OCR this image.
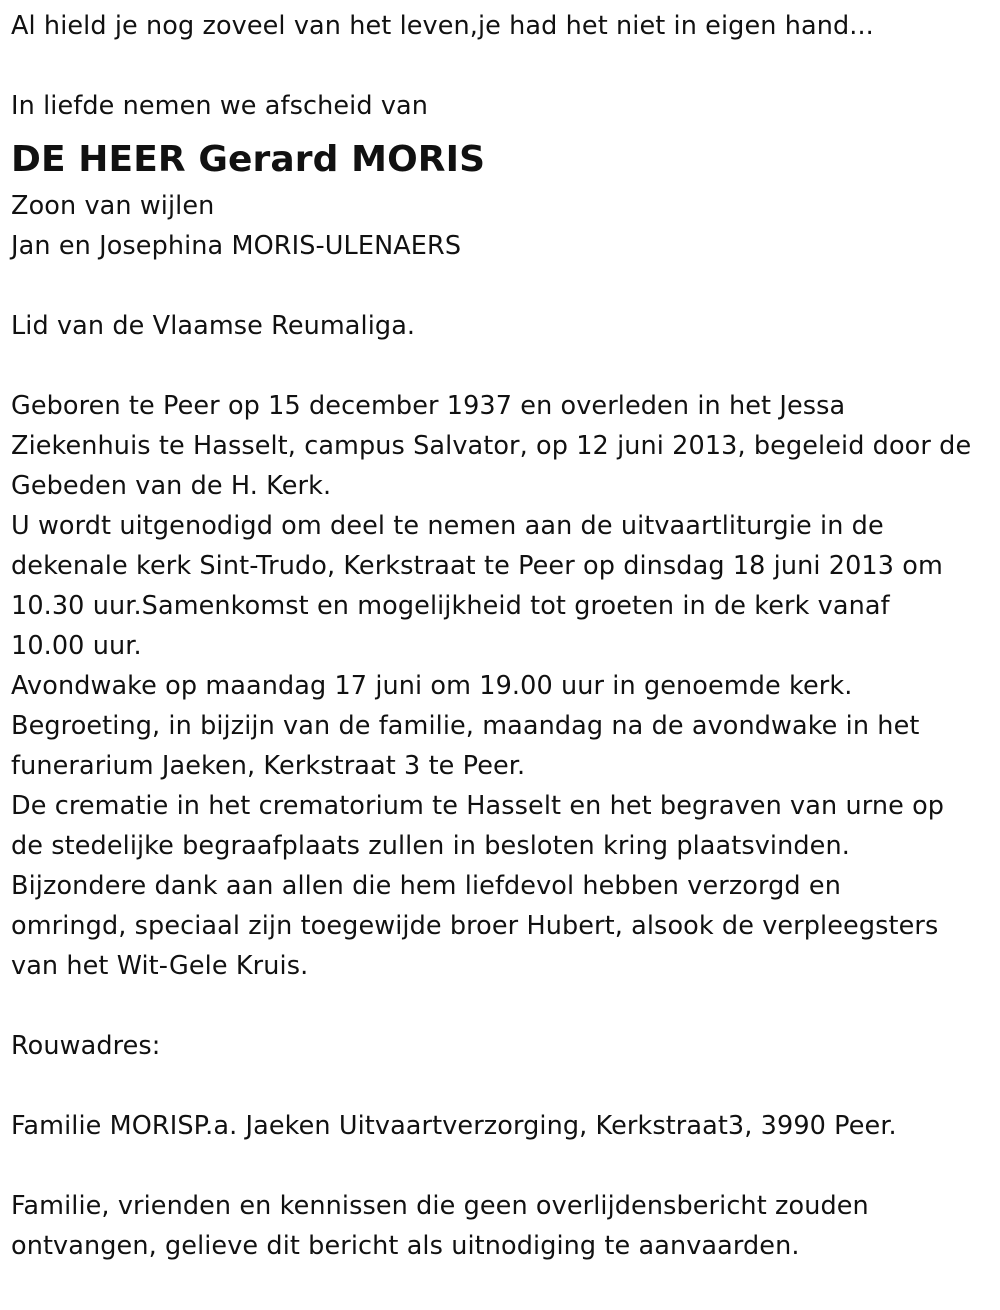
Al hield je nog zoveel van het leven,je had het niet in eigen hand...
In liefde nemen we afscheid van
DE HEER Gerard MORIS
Zoon van wijlen
Jan en Josephina MORIS-ULENAERS
Lid van de Vlaamse Reumaliga.
Geboren te Peer op 15 december 1937 en overleden in het Jessa
Ziekenhuis te Hasselt, campus Salvator, op 12 juni 2013, begeleid door de
Gebeden van de H. Kerk.
U wordt uitgenodigd om deel te nemen aan de uitvaartliturgie in de
dekenale kerk Sint-Trudo, Kerkstraat te Peer op dinsdag 18 juni 2013 om
10.30 uur.Samenkomst en mogelijkheid tot groeten in de kerk vanaf
10.00 uur.
Avondwake op maandag 17 juni om 19.00 uur in genoemde kerk.
Begroeting, in bijzijn van de familie, maandag na de avondwake in het
funerarium Jaeken, Kerkstraat 3 te Peer.
De crematie in het crematorium te Hasselt en het begraven van urne op
de stedelijke begraafplaats zullen in besloten kring plaatsvinden.
Bijzondere dank aan allen die hem liefdevol hebben verzorgd en
omringd, speciaal zijn toegewijde broer Hubert, alsook de verpleegsters
van het Wit-Gele Kruis.
Rouwadres:
Familie MORISP.a. Jaeken Uitvaartverzorging, Kerkstraat3, 3990 Peer.
Familie, vrienden en kennissen die geen overlijdensbericht zouden
ontvangen, gelieve dit bericht als uitnodiging te aanvaarden.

────────────────────

▸ **Set exercise**
Go back to the records above and write them out exactly, without the pictures.

▸ **Finished answer**
OCR this image.
Al hield je nog zoveel van het leven,je had het niet in eigen hand...
In liefde nemen we afscheid van
DE HEER Gerard MORIS
Zoon van wijlen
Jan en Josephina MORIS-ULENAERS
Lid van de Vlaamse Reumaliga.
Geboren te Peer op 15 december 1937 en overleden in het Jessa
Ziekenhuis te Hasselt, campus Salvator, op 12 juni 2013, begeleid door de
Gebeden van de H. Kerk.
U wordt uitgenodigd om deel te nemen aan de uitvaartliturgie in de
dekenale kerk Sint-Trudo, Kerkstraat te Peer op dinsdag 18 juni 2013 om
10.30 uur.Samenkomst en mogelijkheid tot groeten in de kerk vanaf
10.00 uur.
Avondwake op maandag 17 juni om 19.00 uur in genoemde kerk.
Begroeting, in bijzijn van de familie, maandag na de avondwake in het
funerarium Jaeken, Kerkstraat 3 te Peer.
De crematie in het crematorium te Hasselt en het begraven van urne op
de stedelijke begraafplaats zullen in besloten kring plaatsvinden.
Bijzondere dank aan allen die hem liefdevol hebben verzorgd en
omringd, speciaal zijn toegewijde broer Hubert, alsook de verpleegsters
van het Wit-Gele Kruis.
Rouwadres:
Familie MORISP.a. Jaeken Uitvaartverzorging, Kerkstraat3, 3990 Peer.
Familie, vrienden en kennissen die geen overlijdensbericht zouden
ontvangen, gelieve dit bericht als uitnodiging te aanvaarden.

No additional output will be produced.